Rows ▸
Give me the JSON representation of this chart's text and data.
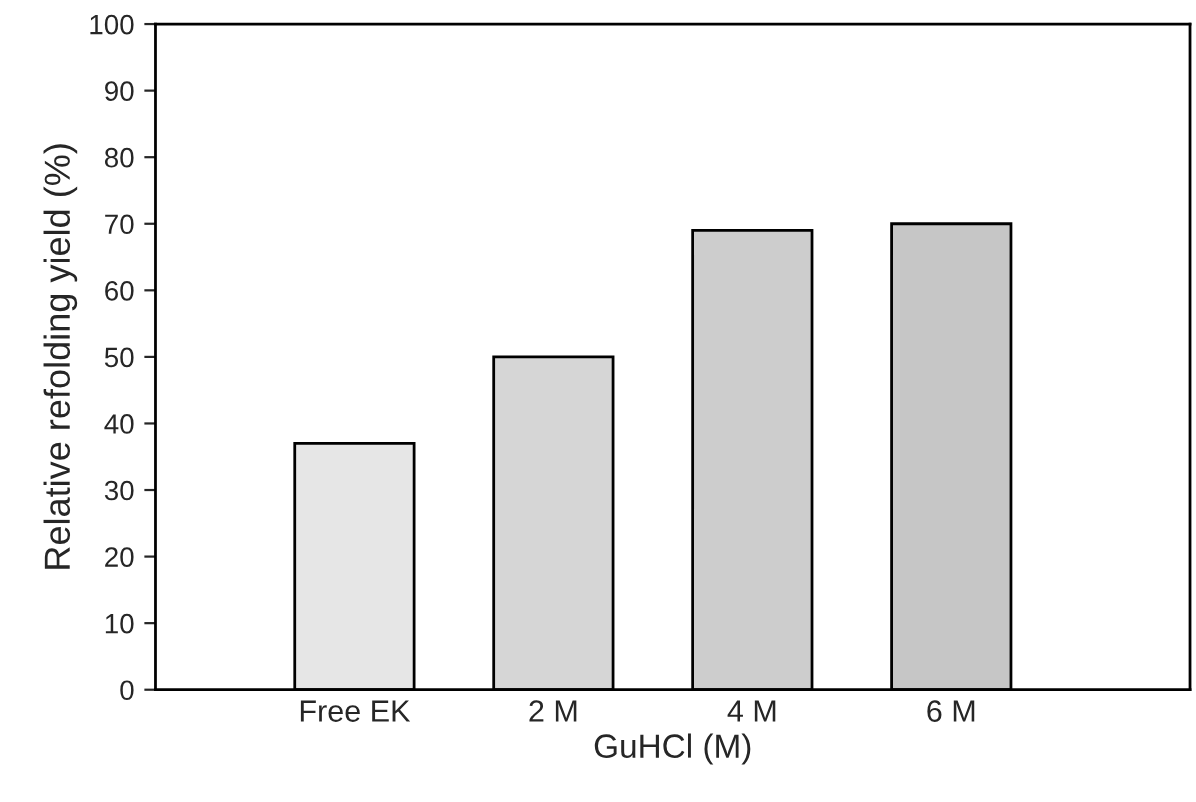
{
  "chart_data": {
    "type": "bar",
    "xlabel": "GuHCl (M)",
    "ylabel": "Relative refolding yield (%)",
    "categories": [
      "Free EK",
      "2 M",
      "4 M",
      "6 M"
    ],
    "values": [
      37,
      50,
      69,
      70
    ],
    "colors": [
      "#e6e6e6",
      "#d6d6d6",
      "#cdcdcd",
      "#c6c6c6"
    ],
    "ylim": [
      0,
      100
    ],
    "yticks": [
      0,
      10,
      20,
      30,
      40,
      50,
      60,
      70,
      80,
      90,
      100
    ],
    "grid": false,
    "legend": false
  }
}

Exercise ▸
Repeat the full listing above exactly, with no pictures in the copy.

Response below ▸
Give me the JSON representation of this chart's text and data.
{
  "chart_data": {
    "type": "bar",
    "xlabel": "GuHCl (M)",
    "ylabel": "Relative refolding yield (%)",
    "categories": [
      "Free EK",
      "2 M",
      "4 M",
      "6 M"
    ],
    "values": [
      37,
      50,
      69,
      70
    ],
    "colors": [
      "#e6e6e6",
      "#d6d6d6",
      "#cdcdcd",
      "#c6c6c6"
    ],
    "ylim": [
      0,
      100
    ],
    "yticks": [
      0,
      10,
      20,
      30,
      40,
      50,
      60,
      70,
      80,
      90,
      100
    ],
    "grid": false,
    "legend": false
  }
}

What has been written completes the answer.